* The request
Below are the records. List every line holding the word "this".

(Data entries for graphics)
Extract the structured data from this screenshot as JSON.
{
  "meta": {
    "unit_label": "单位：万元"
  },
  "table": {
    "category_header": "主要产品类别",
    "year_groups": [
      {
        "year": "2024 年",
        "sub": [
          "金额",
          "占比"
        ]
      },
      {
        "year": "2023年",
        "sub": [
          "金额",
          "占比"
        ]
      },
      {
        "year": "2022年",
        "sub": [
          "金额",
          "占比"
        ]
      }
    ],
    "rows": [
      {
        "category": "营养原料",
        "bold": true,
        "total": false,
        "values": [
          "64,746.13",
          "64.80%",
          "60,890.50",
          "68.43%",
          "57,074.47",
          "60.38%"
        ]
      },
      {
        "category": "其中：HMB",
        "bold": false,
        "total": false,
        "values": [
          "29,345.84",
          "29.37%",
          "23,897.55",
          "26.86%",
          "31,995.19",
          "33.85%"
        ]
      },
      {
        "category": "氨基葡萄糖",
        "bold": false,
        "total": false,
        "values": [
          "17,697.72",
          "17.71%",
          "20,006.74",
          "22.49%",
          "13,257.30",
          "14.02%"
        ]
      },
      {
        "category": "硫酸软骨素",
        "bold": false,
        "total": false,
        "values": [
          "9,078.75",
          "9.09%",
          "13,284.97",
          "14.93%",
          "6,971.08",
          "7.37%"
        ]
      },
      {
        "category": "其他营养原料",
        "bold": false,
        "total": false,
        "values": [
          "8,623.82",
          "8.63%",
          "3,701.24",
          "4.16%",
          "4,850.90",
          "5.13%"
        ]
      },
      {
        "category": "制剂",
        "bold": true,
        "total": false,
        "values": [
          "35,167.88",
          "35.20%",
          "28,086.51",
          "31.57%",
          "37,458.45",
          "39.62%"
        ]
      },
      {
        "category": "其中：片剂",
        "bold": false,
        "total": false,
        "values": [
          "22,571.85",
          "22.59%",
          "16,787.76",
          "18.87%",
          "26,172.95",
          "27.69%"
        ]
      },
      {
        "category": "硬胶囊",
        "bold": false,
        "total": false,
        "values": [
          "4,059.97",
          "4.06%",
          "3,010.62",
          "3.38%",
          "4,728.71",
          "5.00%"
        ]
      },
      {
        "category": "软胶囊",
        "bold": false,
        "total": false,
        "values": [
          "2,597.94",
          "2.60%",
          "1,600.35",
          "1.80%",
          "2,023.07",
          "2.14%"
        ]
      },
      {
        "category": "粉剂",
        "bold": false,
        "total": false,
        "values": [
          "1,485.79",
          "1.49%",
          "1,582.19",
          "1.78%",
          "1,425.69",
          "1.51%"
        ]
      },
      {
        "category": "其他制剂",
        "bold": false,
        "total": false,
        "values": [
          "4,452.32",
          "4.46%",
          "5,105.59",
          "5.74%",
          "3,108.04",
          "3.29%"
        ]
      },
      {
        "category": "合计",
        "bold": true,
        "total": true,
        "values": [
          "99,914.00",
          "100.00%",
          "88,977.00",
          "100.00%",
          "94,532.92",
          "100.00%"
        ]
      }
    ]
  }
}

==

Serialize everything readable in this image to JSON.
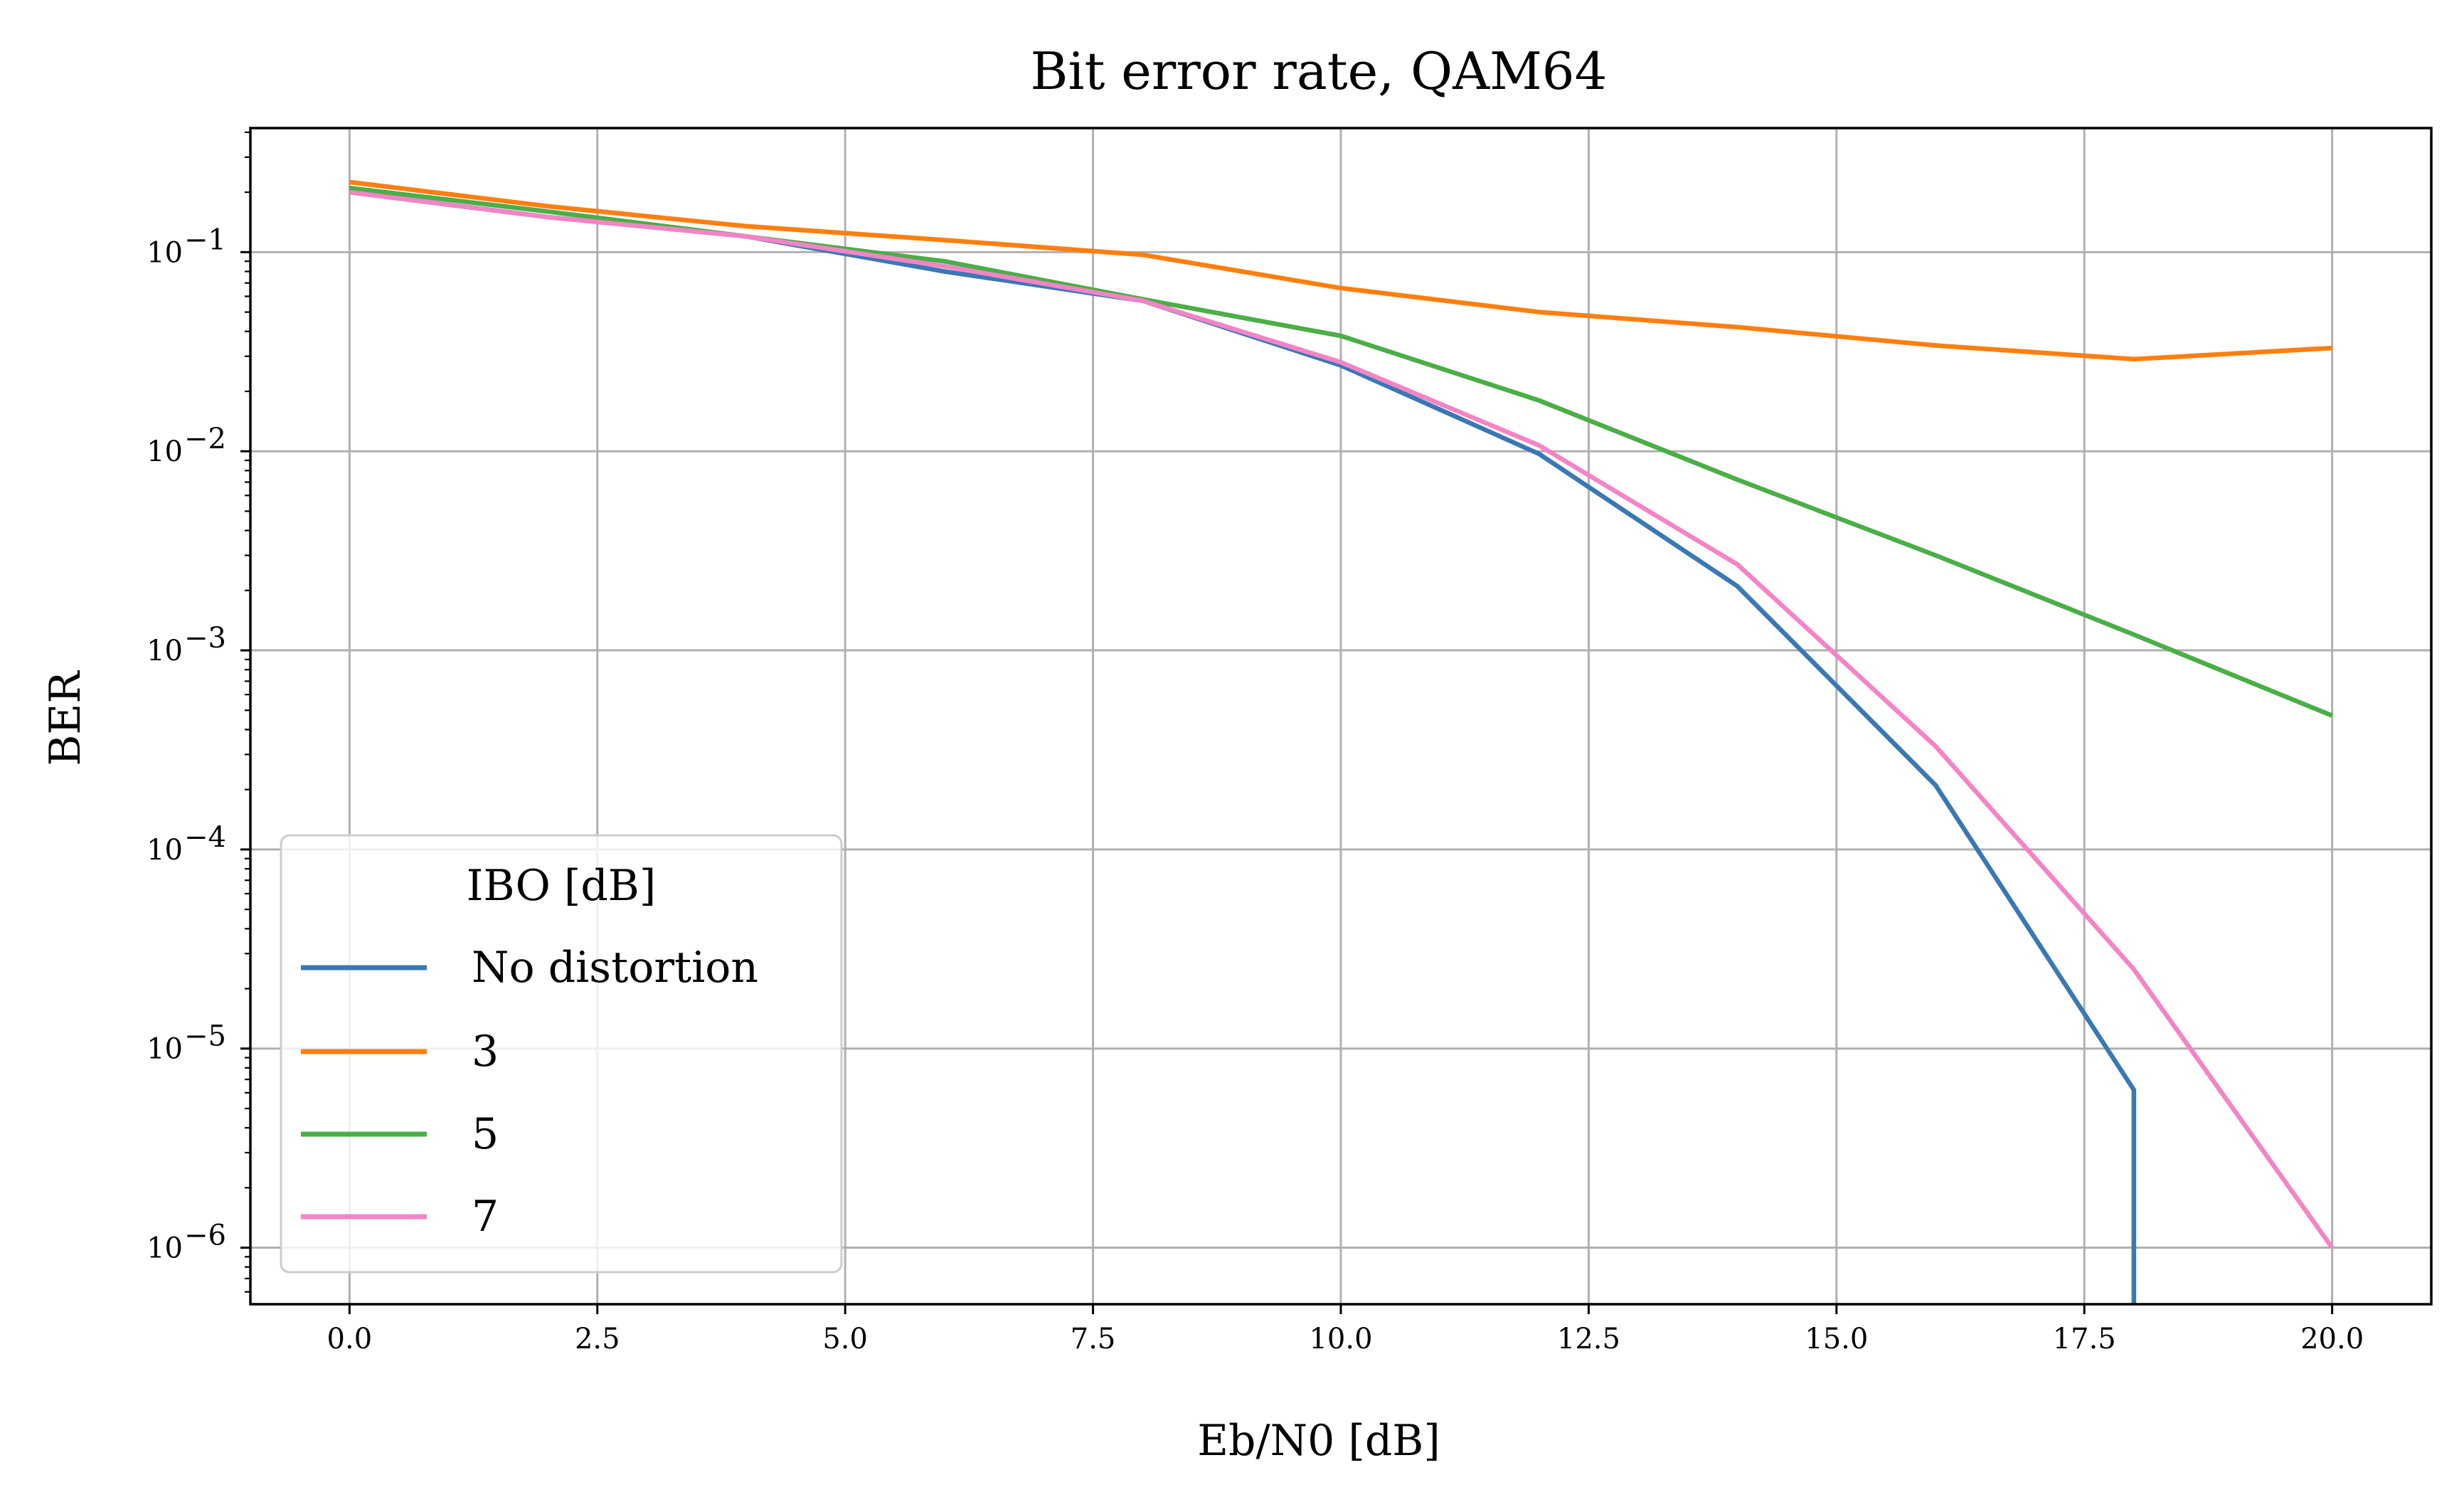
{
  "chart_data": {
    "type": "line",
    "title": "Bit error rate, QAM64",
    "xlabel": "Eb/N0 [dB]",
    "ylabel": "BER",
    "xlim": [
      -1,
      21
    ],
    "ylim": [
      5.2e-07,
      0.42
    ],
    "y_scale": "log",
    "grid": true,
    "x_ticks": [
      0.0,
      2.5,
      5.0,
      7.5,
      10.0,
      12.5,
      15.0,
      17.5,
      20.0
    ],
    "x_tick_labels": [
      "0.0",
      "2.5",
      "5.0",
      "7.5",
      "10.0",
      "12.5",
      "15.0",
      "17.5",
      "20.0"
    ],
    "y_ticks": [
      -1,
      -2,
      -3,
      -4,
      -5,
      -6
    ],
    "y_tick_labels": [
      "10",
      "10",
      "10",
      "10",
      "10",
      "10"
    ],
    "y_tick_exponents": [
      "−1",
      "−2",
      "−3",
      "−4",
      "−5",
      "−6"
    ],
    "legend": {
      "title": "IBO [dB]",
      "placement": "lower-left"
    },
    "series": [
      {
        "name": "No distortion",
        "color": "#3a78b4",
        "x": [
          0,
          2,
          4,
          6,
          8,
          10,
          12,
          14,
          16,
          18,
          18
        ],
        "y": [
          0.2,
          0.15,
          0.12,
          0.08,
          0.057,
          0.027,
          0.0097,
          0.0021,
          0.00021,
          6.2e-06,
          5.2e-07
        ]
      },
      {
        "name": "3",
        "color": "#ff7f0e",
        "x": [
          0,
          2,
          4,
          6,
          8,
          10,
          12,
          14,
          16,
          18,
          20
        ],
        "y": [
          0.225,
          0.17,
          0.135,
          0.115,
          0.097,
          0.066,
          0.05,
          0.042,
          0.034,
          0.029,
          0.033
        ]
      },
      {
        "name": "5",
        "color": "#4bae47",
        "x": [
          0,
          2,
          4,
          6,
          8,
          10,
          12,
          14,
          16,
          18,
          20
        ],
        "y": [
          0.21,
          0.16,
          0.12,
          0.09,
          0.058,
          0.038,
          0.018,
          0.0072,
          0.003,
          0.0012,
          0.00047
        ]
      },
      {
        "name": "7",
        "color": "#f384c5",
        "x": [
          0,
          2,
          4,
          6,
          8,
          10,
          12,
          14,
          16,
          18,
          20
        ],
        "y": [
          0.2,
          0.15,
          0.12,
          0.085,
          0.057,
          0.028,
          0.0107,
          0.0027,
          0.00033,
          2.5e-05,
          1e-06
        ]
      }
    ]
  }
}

* Task response
Extract the structured data from this screenshot as JSON.
Serialize everything readable in this image to JSON.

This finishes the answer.